§ **What this task involves**
Gather up every line from the entries below that uses the word "name".

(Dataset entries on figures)
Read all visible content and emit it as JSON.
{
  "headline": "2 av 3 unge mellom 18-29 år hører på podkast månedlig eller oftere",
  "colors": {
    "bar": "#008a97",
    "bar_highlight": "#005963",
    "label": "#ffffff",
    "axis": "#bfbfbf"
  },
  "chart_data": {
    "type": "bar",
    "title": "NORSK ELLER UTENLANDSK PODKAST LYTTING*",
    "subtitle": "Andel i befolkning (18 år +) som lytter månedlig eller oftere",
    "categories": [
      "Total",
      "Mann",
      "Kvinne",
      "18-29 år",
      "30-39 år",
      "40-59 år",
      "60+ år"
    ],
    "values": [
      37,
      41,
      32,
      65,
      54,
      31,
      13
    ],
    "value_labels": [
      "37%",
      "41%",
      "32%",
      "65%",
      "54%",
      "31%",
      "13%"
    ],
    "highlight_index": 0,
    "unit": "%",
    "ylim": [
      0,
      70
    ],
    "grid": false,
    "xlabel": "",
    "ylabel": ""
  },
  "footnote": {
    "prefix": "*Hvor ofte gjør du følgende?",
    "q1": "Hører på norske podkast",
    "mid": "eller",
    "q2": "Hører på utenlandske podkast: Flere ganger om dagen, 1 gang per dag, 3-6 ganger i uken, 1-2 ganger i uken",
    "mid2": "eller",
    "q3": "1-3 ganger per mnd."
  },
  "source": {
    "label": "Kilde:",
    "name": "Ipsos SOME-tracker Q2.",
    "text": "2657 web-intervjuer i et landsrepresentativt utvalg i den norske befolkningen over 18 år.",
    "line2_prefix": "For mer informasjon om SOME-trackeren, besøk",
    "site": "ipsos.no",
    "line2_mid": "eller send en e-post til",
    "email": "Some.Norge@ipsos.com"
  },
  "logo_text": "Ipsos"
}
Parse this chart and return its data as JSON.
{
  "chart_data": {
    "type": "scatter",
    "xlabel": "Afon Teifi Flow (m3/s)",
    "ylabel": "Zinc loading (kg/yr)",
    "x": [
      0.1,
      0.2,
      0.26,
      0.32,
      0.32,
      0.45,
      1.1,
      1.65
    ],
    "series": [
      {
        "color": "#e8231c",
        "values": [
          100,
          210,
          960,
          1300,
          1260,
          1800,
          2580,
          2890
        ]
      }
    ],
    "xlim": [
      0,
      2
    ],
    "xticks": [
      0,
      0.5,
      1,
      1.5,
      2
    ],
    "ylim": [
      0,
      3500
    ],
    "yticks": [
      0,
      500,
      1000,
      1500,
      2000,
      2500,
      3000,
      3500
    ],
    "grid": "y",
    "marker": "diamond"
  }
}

==

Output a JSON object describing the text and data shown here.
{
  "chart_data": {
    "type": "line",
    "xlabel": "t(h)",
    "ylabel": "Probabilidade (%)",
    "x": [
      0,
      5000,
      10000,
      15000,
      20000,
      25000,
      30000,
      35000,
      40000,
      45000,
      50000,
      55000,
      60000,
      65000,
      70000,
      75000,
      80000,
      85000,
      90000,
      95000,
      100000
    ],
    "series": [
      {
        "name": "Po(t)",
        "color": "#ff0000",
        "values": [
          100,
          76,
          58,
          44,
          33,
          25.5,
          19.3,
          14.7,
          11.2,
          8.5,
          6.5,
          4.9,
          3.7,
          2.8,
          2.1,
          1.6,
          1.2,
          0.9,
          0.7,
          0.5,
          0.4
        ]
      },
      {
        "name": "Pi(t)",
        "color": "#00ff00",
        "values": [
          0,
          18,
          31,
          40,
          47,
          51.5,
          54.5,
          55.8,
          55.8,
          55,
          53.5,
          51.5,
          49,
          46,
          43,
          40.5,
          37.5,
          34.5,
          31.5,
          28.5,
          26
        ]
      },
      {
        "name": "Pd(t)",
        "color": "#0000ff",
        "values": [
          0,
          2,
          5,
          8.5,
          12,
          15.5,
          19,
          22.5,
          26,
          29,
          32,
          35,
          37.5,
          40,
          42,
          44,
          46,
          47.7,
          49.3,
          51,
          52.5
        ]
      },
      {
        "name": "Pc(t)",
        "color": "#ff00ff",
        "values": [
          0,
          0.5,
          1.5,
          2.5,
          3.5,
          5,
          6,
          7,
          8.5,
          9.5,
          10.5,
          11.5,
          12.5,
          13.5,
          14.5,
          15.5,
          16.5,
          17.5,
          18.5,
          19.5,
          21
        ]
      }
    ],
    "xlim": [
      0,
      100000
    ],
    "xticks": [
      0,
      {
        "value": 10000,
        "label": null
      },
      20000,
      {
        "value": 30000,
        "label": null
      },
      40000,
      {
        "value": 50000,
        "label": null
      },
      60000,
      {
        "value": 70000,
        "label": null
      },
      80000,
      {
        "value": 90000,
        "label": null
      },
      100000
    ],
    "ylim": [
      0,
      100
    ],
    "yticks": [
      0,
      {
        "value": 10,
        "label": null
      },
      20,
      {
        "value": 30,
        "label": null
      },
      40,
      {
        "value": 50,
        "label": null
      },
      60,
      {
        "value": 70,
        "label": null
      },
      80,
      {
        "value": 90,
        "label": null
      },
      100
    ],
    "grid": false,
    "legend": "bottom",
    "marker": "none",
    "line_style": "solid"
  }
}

--

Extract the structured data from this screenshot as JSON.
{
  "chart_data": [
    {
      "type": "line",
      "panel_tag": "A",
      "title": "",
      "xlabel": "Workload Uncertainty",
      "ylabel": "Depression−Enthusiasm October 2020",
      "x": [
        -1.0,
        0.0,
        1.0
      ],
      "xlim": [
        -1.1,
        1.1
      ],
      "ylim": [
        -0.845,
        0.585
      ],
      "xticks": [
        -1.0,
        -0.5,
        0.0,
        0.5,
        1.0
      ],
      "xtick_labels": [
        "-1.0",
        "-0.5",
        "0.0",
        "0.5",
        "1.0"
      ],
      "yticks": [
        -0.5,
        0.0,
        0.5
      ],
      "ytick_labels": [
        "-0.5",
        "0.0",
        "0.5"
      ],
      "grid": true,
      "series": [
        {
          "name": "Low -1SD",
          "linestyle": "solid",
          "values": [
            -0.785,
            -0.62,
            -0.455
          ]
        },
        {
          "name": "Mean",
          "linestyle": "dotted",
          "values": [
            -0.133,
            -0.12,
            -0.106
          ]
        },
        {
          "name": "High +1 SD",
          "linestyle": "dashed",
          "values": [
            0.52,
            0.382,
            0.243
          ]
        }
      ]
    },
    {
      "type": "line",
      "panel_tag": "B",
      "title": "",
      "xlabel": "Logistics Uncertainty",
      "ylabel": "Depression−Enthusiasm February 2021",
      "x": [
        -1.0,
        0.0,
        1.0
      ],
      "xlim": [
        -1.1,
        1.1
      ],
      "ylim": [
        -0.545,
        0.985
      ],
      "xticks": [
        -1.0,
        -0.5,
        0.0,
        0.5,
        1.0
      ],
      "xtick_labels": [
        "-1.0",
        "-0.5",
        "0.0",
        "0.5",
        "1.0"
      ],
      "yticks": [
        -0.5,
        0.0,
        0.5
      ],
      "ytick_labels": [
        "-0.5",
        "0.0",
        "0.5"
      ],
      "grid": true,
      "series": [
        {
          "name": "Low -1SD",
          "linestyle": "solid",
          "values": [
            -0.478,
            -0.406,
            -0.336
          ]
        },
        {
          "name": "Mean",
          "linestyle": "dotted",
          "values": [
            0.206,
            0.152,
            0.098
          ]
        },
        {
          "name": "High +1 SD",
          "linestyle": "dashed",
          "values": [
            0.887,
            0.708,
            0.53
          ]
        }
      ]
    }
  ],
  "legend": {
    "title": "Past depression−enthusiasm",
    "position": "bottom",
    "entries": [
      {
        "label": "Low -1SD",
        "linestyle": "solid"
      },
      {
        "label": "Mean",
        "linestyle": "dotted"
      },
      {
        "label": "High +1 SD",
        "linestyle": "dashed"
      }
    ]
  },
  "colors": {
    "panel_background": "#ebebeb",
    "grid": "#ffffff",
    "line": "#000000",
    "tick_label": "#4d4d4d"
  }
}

§ **The result**
    "name": "Ipsos SOME-tracker Q2.",
        "name": "Po(t)",
        "name": "Pi(t)",
        "name": "Pd(t)",
        "name": "Pc(t)",
          "name": "Low -1SD",
          "name": "Mean",
          "name": "High +1 SD",
          "name": "Low -1SD",
          "name": "Mean",
          "name": "High +1 SD",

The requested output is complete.